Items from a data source
***

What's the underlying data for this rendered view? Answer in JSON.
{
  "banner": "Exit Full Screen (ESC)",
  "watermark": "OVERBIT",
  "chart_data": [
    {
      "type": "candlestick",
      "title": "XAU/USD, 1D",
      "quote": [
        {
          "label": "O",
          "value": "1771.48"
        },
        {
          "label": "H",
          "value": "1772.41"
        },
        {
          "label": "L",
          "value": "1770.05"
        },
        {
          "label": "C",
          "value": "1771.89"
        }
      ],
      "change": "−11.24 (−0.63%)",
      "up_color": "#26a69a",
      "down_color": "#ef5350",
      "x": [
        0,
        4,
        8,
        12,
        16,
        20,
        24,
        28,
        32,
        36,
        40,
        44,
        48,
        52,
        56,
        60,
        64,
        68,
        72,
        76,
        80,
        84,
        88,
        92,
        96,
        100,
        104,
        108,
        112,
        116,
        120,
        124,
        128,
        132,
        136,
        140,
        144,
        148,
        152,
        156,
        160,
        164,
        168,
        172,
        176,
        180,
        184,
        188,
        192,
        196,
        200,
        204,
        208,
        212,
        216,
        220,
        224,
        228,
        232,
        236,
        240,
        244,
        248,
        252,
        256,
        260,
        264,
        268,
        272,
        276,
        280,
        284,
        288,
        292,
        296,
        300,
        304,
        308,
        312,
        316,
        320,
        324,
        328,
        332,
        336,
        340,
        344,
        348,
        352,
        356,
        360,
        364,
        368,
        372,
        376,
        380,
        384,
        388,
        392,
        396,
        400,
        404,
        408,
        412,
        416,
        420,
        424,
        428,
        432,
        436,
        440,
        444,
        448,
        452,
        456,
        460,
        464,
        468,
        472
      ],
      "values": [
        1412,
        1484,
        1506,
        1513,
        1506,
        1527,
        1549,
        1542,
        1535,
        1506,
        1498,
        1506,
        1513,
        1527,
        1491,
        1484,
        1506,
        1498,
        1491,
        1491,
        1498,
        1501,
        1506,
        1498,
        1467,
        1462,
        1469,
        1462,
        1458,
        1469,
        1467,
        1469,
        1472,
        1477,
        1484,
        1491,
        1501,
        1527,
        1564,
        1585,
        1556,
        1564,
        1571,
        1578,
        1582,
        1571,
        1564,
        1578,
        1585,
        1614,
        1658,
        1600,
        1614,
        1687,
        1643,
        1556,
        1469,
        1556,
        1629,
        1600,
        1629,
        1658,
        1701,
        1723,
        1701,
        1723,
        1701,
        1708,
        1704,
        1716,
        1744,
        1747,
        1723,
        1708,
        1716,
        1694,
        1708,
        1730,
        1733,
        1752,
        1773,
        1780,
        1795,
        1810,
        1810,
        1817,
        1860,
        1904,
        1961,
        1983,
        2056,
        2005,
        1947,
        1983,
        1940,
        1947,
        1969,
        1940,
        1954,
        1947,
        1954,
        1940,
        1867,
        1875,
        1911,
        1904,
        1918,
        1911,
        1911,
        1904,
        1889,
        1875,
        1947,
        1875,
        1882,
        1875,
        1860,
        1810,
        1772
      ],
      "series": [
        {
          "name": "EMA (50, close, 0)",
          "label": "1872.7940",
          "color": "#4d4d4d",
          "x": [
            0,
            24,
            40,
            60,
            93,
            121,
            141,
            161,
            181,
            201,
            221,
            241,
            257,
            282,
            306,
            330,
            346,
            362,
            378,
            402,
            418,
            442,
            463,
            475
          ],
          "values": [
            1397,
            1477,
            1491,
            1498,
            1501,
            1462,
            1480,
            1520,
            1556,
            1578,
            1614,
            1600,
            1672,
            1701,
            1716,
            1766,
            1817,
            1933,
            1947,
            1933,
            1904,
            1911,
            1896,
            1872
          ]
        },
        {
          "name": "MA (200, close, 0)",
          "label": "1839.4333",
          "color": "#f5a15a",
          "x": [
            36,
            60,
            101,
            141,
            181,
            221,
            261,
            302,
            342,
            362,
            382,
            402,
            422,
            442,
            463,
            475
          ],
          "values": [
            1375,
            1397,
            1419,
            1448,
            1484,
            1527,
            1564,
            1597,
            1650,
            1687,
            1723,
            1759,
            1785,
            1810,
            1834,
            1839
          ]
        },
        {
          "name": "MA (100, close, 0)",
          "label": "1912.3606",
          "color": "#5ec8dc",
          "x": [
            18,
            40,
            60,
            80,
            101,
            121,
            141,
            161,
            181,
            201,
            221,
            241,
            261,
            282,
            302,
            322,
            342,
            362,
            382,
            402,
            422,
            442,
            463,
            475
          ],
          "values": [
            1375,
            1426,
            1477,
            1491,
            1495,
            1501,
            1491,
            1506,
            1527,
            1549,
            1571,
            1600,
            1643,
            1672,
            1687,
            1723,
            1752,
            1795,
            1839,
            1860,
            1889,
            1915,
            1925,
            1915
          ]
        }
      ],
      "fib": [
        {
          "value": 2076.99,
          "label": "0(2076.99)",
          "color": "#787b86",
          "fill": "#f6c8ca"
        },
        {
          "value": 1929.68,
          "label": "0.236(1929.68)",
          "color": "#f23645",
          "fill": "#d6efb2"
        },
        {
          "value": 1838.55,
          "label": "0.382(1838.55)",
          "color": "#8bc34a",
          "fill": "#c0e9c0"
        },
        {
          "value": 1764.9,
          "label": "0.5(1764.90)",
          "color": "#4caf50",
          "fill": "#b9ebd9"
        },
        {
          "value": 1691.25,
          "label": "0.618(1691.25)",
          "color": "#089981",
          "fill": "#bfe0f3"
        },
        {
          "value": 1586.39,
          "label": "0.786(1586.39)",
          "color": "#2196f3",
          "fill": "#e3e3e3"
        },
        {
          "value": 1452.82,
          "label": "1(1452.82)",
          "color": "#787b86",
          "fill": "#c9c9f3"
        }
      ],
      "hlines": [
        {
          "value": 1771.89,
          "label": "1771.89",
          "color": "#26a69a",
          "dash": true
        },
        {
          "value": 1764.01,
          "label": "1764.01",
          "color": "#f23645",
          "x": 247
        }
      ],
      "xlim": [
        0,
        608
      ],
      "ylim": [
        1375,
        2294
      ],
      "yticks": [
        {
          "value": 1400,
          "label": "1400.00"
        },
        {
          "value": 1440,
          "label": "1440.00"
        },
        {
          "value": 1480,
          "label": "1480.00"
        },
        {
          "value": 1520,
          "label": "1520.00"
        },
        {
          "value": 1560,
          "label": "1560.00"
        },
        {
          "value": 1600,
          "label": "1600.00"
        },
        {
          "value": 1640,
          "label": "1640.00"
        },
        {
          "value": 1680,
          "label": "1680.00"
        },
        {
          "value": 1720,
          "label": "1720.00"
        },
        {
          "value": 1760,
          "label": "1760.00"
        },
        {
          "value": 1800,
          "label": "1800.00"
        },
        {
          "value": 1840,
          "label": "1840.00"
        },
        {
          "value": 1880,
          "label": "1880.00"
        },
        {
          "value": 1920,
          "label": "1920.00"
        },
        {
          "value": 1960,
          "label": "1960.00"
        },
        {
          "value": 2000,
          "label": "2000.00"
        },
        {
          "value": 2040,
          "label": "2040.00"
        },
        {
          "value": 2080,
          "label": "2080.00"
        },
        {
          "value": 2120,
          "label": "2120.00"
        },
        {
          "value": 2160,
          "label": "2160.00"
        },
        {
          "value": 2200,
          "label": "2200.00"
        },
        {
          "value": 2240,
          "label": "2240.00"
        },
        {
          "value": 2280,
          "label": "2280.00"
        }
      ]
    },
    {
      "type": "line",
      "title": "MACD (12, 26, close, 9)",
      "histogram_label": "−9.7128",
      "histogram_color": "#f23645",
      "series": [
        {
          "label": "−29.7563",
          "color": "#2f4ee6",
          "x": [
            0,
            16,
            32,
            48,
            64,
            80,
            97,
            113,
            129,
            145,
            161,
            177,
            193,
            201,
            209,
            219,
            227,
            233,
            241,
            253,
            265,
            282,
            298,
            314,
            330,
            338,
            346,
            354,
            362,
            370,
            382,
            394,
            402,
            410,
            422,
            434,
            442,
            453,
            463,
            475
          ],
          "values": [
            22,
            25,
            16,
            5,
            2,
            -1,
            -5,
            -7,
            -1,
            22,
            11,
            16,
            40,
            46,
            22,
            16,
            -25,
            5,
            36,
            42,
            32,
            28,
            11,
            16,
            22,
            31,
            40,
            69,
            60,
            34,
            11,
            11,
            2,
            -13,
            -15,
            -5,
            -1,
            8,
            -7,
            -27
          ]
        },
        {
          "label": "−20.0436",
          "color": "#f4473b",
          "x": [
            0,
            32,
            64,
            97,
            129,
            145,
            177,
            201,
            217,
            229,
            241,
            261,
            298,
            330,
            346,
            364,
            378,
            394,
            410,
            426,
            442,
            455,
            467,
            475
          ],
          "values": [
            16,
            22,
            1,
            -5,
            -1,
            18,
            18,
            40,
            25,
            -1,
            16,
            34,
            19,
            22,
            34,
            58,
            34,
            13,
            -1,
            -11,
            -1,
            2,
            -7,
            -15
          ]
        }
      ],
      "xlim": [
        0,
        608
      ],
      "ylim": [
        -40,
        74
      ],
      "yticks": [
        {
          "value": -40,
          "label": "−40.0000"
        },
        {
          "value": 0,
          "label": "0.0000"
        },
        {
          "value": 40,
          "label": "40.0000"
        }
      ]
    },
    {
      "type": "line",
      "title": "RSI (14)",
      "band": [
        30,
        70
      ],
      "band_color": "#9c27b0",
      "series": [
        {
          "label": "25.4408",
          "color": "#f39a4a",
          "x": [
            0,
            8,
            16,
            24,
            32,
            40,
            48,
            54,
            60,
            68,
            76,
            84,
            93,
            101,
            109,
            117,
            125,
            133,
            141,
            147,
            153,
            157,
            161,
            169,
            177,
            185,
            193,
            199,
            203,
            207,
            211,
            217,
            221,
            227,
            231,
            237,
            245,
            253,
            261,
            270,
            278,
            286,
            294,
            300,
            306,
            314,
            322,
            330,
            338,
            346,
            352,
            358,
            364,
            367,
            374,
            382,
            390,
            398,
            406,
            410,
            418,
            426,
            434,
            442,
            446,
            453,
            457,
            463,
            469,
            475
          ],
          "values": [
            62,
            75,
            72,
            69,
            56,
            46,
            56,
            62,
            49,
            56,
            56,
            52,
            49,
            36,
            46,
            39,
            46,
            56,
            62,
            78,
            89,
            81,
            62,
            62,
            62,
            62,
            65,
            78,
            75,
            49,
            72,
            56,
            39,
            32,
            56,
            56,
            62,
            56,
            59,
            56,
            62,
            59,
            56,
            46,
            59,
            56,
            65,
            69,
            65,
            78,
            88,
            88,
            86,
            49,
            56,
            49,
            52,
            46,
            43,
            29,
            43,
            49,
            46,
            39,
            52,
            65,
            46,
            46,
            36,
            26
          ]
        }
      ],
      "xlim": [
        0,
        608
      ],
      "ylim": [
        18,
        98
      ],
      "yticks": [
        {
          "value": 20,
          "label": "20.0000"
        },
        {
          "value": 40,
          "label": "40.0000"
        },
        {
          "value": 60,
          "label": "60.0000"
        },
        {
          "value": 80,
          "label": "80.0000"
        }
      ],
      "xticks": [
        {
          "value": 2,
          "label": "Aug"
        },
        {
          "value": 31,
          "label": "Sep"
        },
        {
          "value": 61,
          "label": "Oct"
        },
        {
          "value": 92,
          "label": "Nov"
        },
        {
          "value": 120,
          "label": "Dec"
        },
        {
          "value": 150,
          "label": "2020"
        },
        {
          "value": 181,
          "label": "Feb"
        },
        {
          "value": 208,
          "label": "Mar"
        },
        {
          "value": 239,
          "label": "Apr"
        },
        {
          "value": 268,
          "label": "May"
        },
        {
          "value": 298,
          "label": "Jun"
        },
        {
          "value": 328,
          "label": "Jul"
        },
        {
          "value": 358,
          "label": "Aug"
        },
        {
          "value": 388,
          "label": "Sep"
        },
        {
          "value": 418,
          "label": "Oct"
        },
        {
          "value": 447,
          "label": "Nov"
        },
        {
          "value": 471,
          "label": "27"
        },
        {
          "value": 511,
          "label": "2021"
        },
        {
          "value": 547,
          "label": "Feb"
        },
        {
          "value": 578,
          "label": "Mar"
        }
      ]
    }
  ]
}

***

## Goal of the exercise
Report the number of lines above containing the word "title", with no other text.

## Written answer
3